YOUR INSTRUCTIONS:
In the forum post below about the web interface error, reproduce everything from "<6>pid 35631 (python2.7), uid" down to "report via webgui.".

TEXT PASSAGE:
---
1)Got a webgui error:
Code: [Select]
An API exception occured

Error at /usr/local/opnsense/mvc/app/library/OPNsense/Core/Backend.php:94 - stream_socket_client(): unable to connect to unix:///var/run/configd.socket (Connection refused) (errno=2)

Did "Restart web interface" from console and logged in new and got:

Code: [Select]
A problem was detected. Click here for more information.
(..)
<6>pid 35631 (python2.7), uid 0: exited on signal 4 (core dumped)
panic: bad pte va 401000 pte 0
cpuid = 1
KDB: enter: panic
panic.txt0600002713015025260  7131 ustarrootwheelbad pte va 401000 pte 0version.txt06000016513015025260  7607 ustarrootwheelFreeBSD 10.3-RELEASE-p5 #0 48f6860(master): Fri Jul 22 17:54:41 CEST 2016
    root@sensey64:/usr/obj/usr/src/sys/SMP

Sent the full error report via webgui.
---
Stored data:
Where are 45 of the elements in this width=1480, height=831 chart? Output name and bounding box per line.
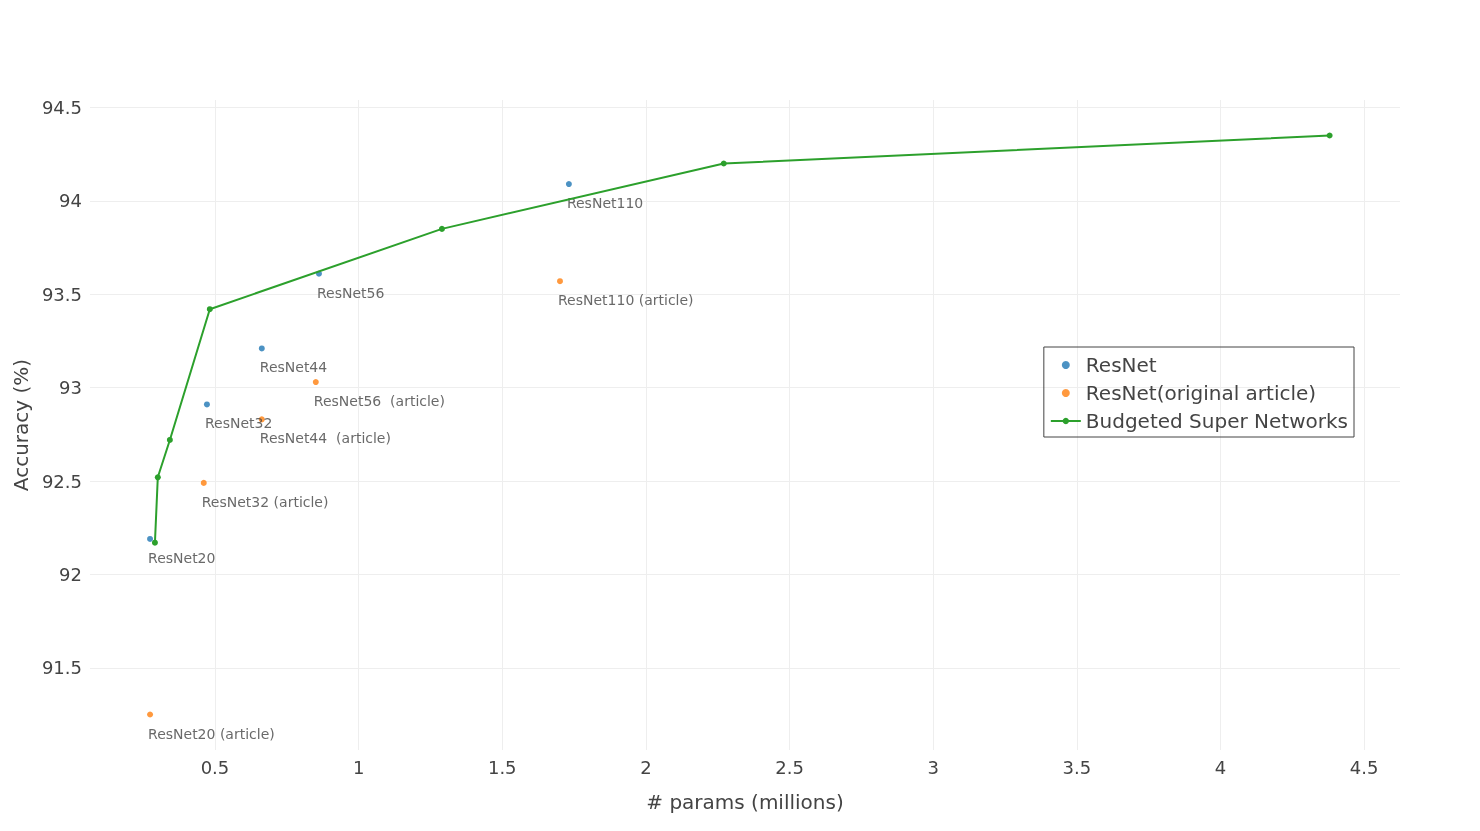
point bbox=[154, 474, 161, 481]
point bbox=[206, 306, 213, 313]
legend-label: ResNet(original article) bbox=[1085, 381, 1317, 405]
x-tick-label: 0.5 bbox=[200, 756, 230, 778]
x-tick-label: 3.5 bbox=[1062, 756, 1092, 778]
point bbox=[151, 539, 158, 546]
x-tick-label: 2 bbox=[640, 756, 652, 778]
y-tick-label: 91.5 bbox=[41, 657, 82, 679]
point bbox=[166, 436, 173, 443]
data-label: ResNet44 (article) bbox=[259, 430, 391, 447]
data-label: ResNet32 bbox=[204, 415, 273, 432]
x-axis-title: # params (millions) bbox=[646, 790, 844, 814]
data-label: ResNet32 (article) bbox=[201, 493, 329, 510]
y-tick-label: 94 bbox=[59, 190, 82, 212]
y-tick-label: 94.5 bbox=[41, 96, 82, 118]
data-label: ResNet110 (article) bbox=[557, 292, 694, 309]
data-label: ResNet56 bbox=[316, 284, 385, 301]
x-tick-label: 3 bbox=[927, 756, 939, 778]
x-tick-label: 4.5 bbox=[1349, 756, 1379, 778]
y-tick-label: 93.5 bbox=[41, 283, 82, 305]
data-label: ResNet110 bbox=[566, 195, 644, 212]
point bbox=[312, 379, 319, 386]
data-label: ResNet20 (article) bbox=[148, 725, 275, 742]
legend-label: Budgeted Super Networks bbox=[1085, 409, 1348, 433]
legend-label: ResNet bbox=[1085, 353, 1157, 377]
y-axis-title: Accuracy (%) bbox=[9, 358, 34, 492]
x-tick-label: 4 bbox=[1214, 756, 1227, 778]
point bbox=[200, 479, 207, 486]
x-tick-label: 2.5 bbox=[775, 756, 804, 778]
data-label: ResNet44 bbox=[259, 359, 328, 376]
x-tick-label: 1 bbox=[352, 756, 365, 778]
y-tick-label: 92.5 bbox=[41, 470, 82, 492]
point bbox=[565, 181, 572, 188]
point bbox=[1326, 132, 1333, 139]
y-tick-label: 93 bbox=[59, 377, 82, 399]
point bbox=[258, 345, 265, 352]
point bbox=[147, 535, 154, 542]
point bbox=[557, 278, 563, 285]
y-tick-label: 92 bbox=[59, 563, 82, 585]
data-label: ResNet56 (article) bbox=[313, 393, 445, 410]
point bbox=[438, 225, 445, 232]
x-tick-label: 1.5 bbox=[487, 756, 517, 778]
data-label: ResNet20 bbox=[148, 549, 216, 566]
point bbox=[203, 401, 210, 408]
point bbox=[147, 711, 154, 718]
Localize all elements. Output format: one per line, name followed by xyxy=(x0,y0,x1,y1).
---
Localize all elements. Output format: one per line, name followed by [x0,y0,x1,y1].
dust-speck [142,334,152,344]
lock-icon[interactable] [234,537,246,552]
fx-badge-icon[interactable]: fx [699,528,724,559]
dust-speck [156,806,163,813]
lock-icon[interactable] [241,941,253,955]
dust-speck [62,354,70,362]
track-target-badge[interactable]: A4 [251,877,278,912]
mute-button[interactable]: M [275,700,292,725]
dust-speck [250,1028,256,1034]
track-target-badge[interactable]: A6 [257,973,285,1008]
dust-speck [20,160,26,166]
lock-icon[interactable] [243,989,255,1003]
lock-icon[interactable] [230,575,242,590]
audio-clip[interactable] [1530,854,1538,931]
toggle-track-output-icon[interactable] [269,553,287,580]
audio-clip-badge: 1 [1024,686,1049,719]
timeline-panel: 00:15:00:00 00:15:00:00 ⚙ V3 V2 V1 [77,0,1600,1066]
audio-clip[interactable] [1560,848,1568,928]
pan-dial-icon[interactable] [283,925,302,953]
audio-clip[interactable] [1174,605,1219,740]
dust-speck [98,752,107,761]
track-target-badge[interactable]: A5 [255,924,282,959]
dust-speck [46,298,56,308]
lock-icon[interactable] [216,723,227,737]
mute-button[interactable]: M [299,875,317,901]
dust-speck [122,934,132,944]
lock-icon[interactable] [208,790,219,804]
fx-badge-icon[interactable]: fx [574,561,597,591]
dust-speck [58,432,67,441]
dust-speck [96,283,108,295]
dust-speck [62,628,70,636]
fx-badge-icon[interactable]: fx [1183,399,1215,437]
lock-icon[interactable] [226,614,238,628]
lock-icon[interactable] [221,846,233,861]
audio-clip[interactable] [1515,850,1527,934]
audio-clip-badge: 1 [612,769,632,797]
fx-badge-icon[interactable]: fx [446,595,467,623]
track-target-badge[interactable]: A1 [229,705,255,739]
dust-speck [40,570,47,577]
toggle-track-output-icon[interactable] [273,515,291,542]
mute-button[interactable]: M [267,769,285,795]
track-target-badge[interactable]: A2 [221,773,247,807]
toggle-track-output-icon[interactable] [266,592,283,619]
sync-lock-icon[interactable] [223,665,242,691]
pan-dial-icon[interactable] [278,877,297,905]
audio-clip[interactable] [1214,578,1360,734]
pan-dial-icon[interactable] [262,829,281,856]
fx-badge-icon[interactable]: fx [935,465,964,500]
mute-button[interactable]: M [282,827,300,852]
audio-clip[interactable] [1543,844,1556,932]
---
TASK RESPONSE:
<6>pid 35631 (python2.7), uid 0: exited on signal 4 (core dumped)
panic: bad pte va 401000 pte 0
cpuid = 1
KDB: enter: panic
panic.txt0600002713015025260  7131 ustarrootwheelbad pte va 401000 pte 0version.txt06000016513015025260  7607 ustarrootwheelFreeBSD 10.3-RELEASE-p5 #0 48f6860(master): Fri Jul 22 17:54:41 CEST 2016
    root@sensey64:/usr/obj/usr/src/sys/SMP

Sent the full error report via webgui.